Data for this exercise:
↓↓↓
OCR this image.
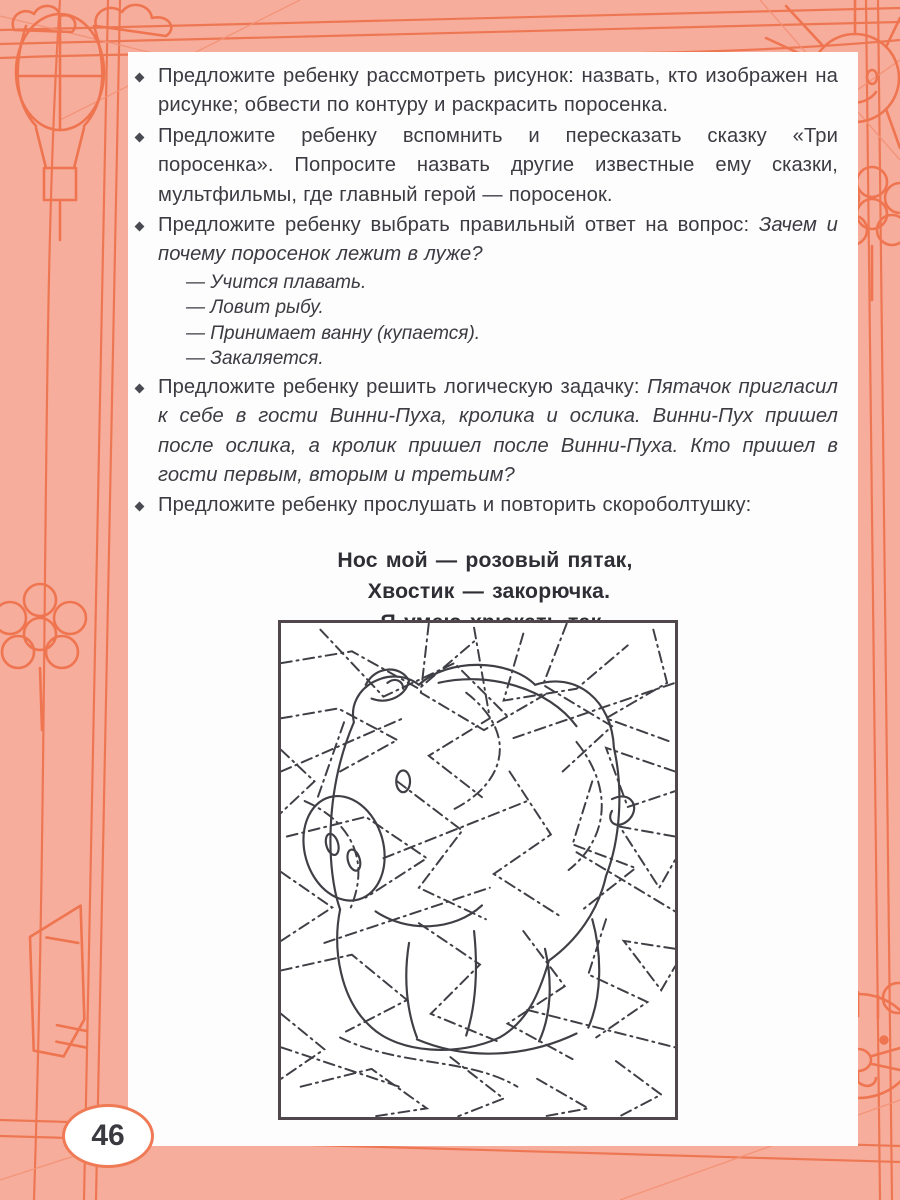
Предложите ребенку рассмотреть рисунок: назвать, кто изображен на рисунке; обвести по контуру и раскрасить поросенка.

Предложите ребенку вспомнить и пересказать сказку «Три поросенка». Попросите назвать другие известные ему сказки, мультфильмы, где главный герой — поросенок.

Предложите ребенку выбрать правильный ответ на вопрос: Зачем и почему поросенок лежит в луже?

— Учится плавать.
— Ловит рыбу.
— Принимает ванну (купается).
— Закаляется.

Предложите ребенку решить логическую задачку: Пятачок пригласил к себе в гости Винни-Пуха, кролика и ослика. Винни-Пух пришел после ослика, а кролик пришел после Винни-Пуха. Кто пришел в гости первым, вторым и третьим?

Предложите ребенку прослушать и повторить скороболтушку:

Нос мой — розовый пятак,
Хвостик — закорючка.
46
↑↑↑
Exclude the pictures and transcribe all of the entries exactly.

Written solution:
OCR this image.
Предложите ребенку рассмотреть рисунок: назвать, кто изображен на рисунке; обвести по контуру и раскрасить поросенка.

Предложите ребенку вспомнить и пересказать сказку «Три поросенка». Попросите назвать другие известные ему сказки, мультфильмы, где главный герой — поросенок.

Предложите ребенку выбрать правильный ответ на вопрос: Зачем и почему поросенок лежит в луже?

— Учится плавать.
— Ловит рыбу.
— Принимает ванну (купается).
— Закаляется.

Предложите ребенку решить логическую задачку: Пятачок пригласил к себе в гости Винни-Пуха, кролика и ослика. Винни-Пух пришел после ослика, а кролик пришел после Винни-Пуха. Кто пришел в гости первым, вторым и третьим?

Предложите ребенку прослушать и повторить скороболтушку:

Нос мой — розовый пятак,
Хвостик — закорючка.
46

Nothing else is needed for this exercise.